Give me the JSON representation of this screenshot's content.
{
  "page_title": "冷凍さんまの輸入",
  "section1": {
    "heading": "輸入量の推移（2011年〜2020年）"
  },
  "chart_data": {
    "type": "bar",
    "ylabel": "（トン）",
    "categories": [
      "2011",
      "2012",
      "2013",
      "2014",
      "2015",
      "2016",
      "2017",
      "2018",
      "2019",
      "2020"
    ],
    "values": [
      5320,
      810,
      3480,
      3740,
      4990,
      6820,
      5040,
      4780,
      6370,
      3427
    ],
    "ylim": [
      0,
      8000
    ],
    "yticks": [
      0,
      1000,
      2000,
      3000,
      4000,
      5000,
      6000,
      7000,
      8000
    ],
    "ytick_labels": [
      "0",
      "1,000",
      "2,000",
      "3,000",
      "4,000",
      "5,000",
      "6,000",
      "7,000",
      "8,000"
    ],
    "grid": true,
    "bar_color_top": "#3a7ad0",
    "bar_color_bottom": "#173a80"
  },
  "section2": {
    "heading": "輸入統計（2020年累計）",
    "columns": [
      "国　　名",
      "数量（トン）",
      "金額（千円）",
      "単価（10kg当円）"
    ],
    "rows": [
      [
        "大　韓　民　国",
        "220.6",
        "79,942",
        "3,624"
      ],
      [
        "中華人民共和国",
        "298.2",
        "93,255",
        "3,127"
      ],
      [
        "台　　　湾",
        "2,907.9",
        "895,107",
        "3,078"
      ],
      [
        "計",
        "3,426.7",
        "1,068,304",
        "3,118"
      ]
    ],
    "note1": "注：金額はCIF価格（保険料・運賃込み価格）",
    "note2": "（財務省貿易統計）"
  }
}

What this task involves:
Exactly how many lines of the material contain the word "heading"? Write the number alone.

Written answer:
2